In the data below, find every line with the string "color" and pull it out.

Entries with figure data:
+ + + + + + +

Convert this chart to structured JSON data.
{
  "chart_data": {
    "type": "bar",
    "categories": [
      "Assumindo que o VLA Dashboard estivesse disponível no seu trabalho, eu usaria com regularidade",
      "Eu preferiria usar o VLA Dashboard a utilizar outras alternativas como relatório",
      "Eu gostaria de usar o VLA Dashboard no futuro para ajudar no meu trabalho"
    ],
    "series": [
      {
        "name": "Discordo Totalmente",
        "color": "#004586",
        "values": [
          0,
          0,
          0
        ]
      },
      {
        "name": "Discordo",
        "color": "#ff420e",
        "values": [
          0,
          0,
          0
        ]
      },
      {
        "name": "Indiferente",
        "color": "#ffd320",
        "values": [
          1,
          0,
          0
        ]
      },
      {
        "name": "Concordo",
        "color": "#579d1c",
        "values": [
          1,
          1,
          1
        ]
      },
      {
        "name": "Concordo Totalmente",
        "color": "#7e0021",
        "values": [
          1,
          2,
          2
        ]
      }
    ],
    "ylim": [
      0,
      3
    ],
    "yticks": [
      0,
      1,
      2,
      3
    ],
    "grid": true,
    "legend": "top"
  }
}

+ + + + + + +

*RESULT*
        "color": "#004586",
        "color": "#ff420e",
        "color": "#ffd320",
        "color": "#579d1c",
        "color": "#7e0021",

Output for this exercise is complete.